PROVIDED DATA -
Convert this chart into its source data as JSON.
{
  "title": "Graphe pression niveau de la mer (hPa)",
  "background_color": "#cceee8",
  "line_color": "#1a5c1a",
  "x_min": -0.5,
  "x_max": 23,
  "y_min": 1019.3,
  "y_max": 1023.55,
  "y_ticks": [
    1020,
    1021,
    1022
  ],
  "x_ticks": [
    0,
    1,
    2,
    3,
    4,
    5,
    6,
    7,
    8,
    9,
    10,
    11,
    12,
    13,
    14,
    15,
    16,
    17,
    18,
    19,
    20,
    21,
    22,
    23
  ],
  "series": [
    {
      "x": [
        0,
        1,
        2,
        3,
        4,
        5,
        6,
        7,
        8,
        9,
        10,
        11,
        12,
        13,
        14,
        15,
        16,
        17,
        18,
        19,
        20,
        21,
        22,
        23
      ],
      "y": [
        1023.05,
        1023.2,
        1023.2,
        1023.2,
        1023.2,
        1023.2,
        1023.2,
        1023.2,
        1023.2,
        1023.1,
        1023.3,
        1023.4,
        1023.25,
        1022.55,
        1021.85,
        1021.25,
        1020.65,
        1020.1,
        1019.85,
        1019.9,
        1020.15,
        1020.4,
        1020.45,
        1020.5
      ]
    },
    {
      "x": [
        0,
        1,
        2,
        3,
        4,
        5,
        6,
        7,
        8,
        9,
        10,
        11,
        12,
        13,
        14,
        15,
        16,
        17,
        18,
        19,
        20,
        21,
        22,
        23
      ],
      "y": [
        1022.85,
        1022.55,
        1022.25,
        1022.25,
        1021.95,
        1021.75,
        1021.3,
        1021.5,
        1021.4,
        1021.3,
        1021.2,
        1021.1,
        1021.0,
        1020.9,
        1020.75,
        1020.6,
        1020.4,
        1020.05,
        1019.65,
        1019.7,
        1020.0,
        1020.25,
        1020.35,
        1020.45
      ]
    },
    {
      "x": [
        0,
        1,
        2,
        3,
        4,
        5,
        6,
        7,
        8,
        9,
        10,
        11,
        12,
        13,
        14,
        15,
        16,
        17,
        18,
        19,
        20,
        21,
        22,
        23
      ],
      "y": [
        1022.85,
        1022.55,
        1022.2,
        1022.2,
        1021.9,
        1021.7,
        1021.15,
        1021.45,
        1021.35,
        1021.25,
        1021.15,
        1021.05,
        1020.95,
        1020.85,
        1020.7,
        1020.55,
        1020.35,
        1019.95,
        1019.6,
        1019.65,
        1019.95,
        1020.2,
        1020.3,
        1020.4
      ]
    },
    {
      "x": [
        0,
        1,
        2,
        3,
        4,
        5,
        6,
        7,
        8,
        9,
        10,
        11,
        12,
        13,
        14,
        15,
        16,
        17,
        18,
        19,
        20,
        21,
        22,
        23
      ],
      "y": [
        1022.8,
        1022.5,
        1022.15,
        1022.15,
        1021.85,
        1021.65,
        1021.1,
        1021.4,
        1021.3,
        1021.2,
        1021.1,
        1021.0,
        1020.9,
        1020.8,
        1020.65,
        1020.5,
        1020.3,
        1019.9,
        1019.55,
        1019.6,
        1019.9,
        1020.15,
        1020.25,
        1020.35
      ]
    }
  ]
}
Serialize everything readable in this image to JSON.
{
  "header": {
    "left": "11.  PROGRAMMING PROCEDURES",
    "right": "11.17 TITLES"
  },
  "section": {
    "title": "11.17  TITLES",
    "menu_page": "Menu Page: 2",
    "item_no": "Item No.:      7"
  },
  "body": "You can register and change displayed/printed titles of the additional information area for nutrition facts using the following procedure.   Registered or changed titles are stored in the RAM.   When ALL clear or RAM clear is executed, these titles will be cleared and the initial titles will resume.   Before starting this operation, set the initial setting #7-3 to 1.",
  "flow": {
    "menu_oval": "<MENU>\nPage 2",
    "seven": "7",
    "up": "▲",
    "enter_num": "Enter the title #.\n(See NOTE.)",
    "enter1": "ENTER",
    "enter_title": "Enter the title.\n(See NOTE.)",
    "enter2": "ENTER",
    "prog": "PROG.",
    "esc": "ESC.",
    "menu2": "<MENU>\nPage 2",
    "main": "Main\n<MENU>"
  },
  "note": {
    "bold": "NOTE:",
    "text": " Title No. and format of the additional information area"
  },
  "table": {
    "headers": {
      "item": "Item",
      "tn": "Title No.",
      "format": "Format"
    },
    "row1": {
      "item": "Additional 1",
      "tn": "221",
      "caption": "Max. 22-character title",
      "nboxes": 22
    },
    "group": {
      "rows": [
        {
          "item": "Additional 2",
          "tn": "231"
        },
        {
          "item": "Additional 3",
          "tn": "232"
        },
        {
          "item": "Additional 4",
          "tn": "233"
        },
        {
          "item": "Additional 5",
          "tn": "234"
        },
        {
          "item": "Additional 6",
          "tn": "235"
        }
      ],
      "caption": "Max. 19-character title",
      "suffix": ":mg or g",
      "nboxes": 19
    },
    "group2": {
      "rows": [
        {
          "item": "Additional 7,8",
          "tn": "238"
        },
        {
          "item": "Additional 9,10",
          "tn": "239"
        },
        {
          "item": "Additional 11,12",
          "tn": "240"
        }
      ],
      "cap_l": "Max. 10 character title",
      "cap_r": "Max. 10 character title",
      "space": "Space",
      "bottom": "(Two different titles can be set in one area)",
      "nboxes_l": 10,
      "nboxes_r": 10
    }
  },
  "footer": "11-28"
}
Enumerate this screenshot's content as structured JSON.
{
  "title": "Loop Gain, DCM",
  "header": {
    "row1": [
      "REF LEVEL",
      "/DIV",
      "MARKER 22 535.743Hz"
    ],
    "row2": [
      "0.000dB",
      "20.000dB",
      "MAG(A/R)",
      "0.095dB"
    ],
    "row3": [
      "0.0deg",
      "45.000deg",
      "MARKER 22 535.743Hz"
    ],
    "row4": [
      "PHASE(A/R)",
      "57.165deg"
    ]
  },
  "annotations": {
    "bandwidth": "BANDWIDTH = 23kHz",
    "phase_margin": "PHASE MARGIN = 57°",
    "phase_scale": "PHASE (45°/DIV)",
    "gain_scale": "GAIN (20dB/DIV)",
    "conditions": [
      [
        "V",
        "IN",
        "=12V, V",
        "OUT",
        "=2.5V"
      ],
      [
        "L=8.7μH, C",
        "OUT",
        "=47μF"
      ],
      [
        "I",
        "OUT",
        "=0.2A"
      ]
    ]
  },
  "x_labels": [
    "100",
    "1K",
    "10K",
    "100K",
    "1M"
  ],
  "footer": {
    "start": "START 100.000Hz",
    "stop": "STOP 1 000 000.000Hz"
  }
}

DIRECTIONS FOR THIS TASK - Return all the data above once more, precisely as given.

RESULT BELOW -
Convert this chart into its source data as JSON.
{
  "title": "Graphe pression niveau de la mer (hPa)",
  "background_color": "#cceee8",
  "line_color": "#1a5c1a",
  "x_min": -0.5,
  "x_max": 23,
  "y_min": 1019.3,
  "y_max": 1023.55,
  "y_ticks": [
    1020,
    1021,
    1022
  ],
  "x_ticks": [
    0,
    1,
    2,
    3,
    4,
    5,
    6,
    7,
    8,
    9,
    10,
    11,
    12,
    13,
    14,
    15,
    16,
    17,
    18,
    19,
    20,
    21,
    22,
    23
  ],
  "series": [
    {
      "x": [
        0,
        1,
        2,
        3,
        4,
        5,
        6,
        7,
        8,
        9,
        10,
        11,
        12,
        13,
        14,
        15,
        16,
        17,
        18,
        19,
        20,
        21,
        22,
        23
      ],
      "y": [
        1023.05,
        1023.2,
        1023.2,
        1023.2,
        1023.2,
        1023.2,
        1023.2,
        1023.2,
        1023.2,
        1023.1,
        1023.3,
        1023.4,
        1023.25,
        1022.55,
        1021.85,
        1021.25,
        1020.65,
        1020.1,
        1019.85,
        1019.9,
        1020.15,
        1020.4,
        1020.45,
        1020.5
      ]
    },
    {
      "x": [
        0,
        1,
        2,
        3,
        4,
        5,
        6,
        7,
        8,
        9,
        10,
        11,
        12,
        13,
        14,
        15,
        16,
        17,
        18,
        19,
        20,
        21,
        22,
        23
      ],
      "y": [
        1022.85,
        1022.55,
        1022.25,
        1022.25,
        1021.95,
        1021.75,
        1021.3,
        1021.5,
        1021.4,
        1021.3,
        1021.2,
        1021.1,
        1021.0,
        1020.9,
        1020.75,
        1020.6,
        1020.4,
        1020.05,
        1019.65,
        1019.7,
        1020.0,
        1020.25,
        1020.35,
        1020.45
      ]
    },
    {
      "x": [
        0,
        1,
        2,
        3,
        4,
        5,
        6,
        7,
        8,
        9,
        10,
        11,
        12,
        13,
        14,
        15,
        16,
        17,
        18,
        19,
        20,
        21,
        22,
        23
      ],
      "y": [
        1022.85,
        1022.55,
        1022.2,
        1022.2,
        1021.9,
        1021.7,
        1021.15,
        1021.45,
        1021.35,
        1021.25,
        1021.15,
        1021.05,
        1020.95,
        1020.85,
        1020.7,
        1020.55,
        1020.35,
        1019.95,
        1019.6,
        1019.65,
        1019.95,
        1020.2,
        1020.3,
        1020.4
      ]
    },
    {
      "x": [
        0,
        1,
        2,
        3,
        4,
        5,
        6,
        7,
        8,
        9,
        10,
        11,
        12,
        13,
        14,
        15,
        16,
        17,
        18,
        19,
        20,
        21,
        22,
        23
      ],
      "y": [
        1022.8,
        1022.5,
        1022.15,
        1022.15,
        1021.85,
        1021.65,
        1021.1,
        1021.4,
        1021.3,
        1021.2,
        1021.1,
        1021.0,
        1020.9,
        1020.8,
        1020.65,
        1020.5,
        1020.3,
        1019.9,
        1019.55,
        1019.6,
        1019.9,
        1020.15,
        1020.25,
        1020.35
      ]
    }
  ]
}
Serialize everything readable in this image to JSON.
{
  "header": {
    "left": "11.  PROGRAMMING PROCEDURES",
    "right": "11.17 TITLES"
  },
  "section": {
    "title": "11.17  TITLES",
    "menu_page": "Menu Page: 2",
    "item_no": "Item No.:      7"
  },
  "body": "You can register and change displayed/printed titles of the additional information area for nutrition facts using the following procedure.   Registered or changed titles are stored in the RAM.   When ALL clear or RAM clear is executed, these titles will be cleared and the initial titles will resume.   Before starting this operation, set the initial setting #7-3 to 1.",
  "flow": {
    "menu_oval": "<MENU>\nPage 2",
    "seven": "7",
    "up": "▲",
    "enter_num": "Enter the title #.\n(See NOTE.)",
    "enter1": "ENTER",
    "enter_title": "Enter the title.\n(See NOTE.)",
    "enter2": "ENTER",
    "prog": "PROG.",
    "esc": "ESC.",
    "menu2": "<MENU>\nPage 2",
    "main": "Main\n<MENU>"
  },
  "note": {
    "bold": "NOTE:",
    "text": " Title No. and format of the additional information area"
  },
  "table": {
    "headers": {
      "item": "Item",
      "tn": "Title No.",
      "format": "Format"
    },
    "row1": {
      "item": "Additional 1",
      "tn": "221",
      "caption": "Max. 22-character title",
      "nboxes": 22
    },
    "group": {
      "rows": [
        {
          "item": "Additional 2",
          "tn": "231"
        },
        {
          "item": "Additional 3",
          "tn": "232"
        },
        {
          "item": "Additional 4",
          "tn": "233"
        },
        {
          "item": "Additional 5",
          "tn": "234"
        },
        {
          "item": "Additional 6",
          "tn": "235"
        }
      ],
      "caption": "Max. 19-character title",
      "suffix": ":mg or g",
      "nboxes": 19
    },
    "group2": {
      "rows": [
        {
          "item": "Additional 7,8",
          "tn": "238"
        },
        {
          "item": "Additional 9,10",
          "tn": "239"
        },
        {
          "item": "Additional 11,12",
          "tn": "240"
        }
      ],
      "cap_l": "Max. 10 character title",
      "cap_r": "Max. 10 character title",
      "space": "Space",
      "bottom": "(Two different titles can be set in one area)",
      "nboxes_l": 10,
      "nboxes_r": 10
    }
  },
  "footer": "11-28"
}
Enumerate this screenshot's content as structured JSON.
{
  "title": "Loop Gain, DCM",
  "header": {
    "row1": [
      "REF LEVEL",
      "/DIV",
      "MARKER 22 535.743Hz"
    ],
    "row2": [
      "0.000dB",
      "20.000dB",
      "MAG(A/R)",
      "0.095dB"
    ],
    "row3": [
      "0.0deg",
      "45.000deg",
      "MARKER 22 535.743Hz"
    ],
    "row4": [
      "PHASE(A/R)",
      "57.165deg"
    ]
  },
  "annotations": {
    "bandwidth": "BANDWIDTH = 23kHz",
    "phase_margin": "PHASE MARGIN = 57°",
    "phase_scale": "PHASE (45°/DIV)",
    "gain_scale": "GAIN (20dB/DIV)",
    "conditions": [
      [
        "V",
        "IN",
        "=12V, V",
        "OUT",
        "=2.5V"
      ],
      [
        "L=8.7μH, C",
        "OUT",
        "=47μF"
      ],
      [
        "I",
        "OUT",
        "=0.2A"
      ]
    ]
  },
  "x_labels": [
    "100",
    "1K",
    "10K",
    "100K",
    "1M"
  ],
  "footer": {
    "start": "START 100.000Hz",
    "stop": "STOP 1 000 000.000Hz"
  }
}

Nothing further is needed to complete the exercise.